**DATA SECTION**
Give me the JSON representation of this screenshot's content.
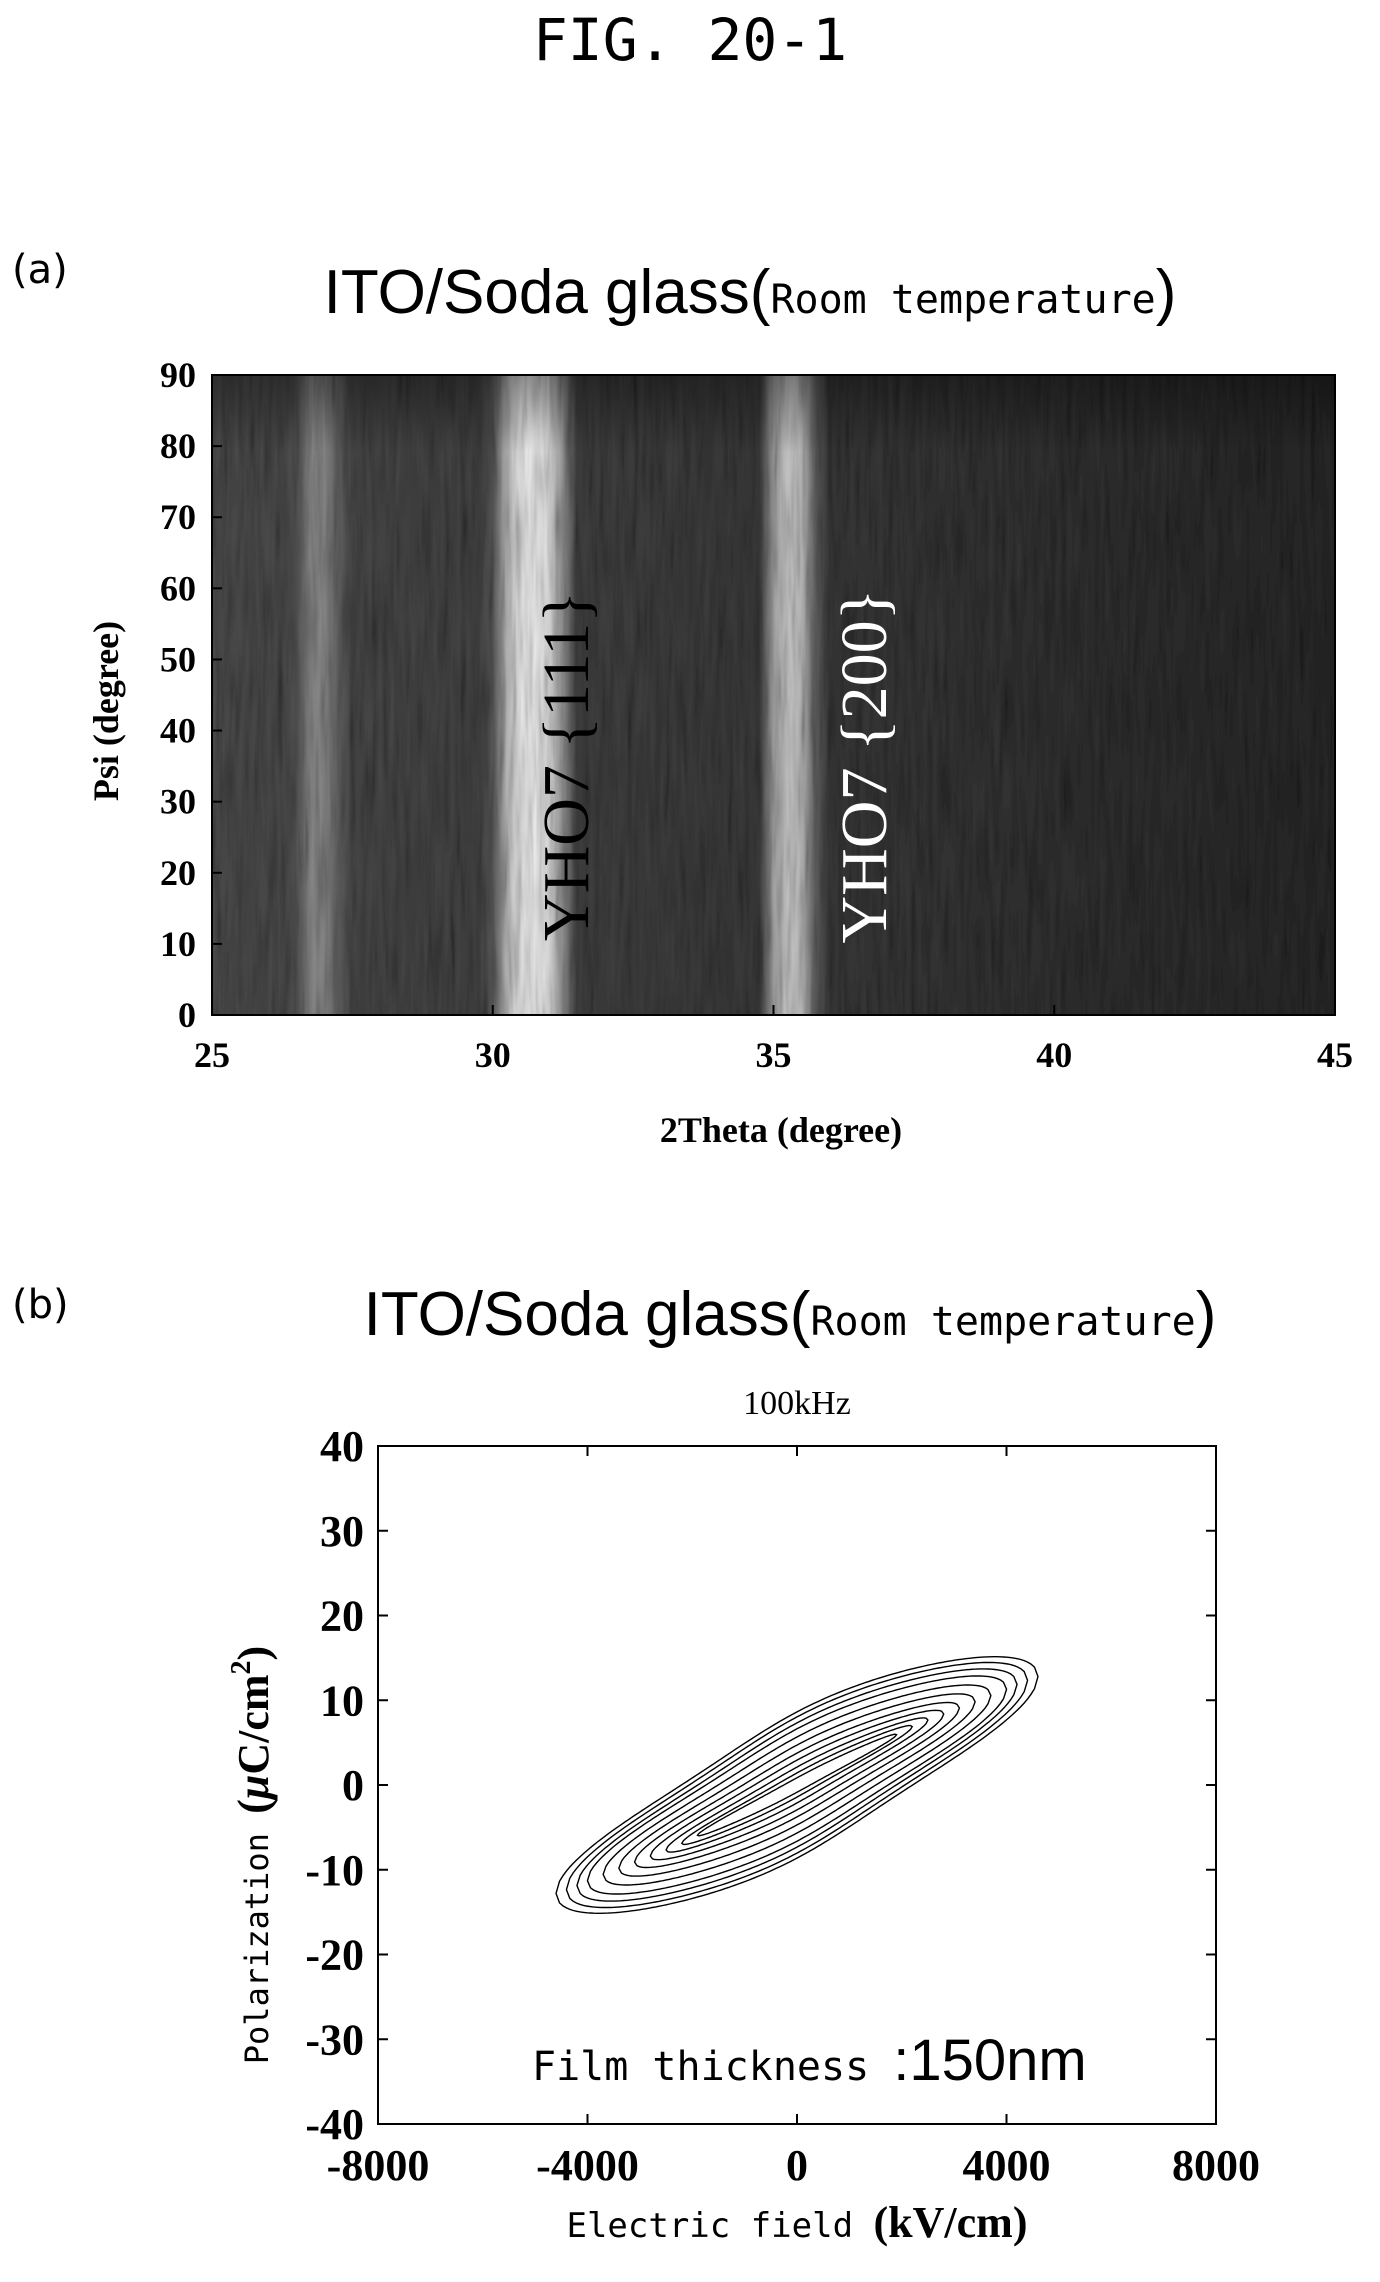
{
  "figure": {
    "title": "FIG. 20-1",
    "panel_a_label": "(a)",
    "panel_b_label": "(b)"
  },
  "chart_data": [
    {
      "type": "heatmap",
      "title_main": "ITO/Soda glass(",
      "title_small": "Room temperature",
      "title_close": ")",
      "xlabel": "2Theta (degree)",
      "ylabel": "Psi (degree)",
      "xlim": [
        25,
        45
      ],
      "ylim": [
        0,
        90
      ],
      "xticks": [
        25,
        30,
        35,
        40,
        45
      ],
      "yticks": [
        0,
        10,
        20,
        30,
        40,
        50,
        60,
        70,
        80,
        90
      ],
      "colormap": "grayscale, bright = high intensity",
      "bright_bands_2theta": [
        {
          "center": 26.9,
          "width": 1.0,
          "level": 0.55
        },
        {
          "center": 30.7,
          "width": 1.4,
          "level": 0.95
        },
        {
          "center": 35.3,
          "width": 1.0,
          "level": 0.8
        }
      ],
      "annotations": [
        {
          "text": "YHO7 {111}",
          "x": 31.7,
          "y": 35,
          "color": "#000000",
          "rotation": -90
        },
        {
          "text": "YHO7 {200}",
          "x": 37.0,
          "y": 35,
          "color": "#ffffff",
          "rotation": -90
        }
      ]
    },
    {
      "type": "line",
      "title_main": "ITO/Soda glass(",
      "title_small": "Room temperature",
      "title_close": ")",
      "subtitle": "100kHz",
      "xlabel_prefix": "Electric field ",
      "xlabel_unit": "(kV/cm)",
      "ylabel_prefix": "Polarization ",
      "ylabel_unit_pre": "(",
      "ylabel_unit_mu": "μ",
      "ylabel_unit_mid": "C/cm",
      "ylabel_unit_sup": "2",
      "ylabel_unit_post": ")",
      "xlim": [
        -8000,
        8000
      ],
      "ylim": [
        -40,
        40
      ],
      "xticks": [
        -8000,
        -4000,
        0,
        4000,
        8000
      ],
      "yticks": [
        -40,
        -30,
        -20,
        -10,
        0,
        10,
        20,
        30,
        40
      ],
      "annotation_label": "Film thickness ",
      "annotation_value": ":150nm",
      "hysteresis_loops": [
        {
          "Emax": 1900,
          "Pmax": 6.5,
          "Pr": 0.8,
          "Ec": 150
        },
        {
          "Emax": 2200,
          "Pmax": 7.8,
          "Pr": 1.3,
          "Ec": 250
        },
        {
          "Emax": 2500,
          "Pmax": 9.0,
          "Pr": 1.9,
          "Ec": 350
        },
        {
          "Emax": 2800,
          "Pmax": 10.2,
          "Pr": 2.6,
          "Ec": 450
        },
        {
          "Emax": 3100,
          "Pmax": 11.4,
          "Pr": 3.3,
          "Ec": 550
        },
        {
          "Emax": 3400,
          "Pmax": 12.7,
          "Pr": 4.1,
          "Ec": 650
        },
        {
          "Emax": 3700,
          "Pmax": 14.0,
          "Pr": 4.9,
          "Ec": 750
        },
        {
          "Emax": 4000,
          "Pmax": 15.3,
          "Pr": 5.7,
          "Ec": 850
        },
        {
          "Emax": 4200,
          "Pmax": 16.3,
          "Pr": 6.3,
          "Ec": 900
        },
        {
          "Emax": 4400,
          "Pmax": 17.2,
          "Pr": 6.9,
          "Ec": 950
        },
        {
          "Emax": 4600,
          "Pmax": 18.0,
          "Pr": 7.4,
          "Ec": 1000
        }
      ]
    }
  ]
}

**AIM OF THE EXERCISE**
Find the lines containing "degree" and list every one of them.

**SOLUTION**
      "xlabel": "2Theta (degree)",
      "ylabel": "Psi (degree)",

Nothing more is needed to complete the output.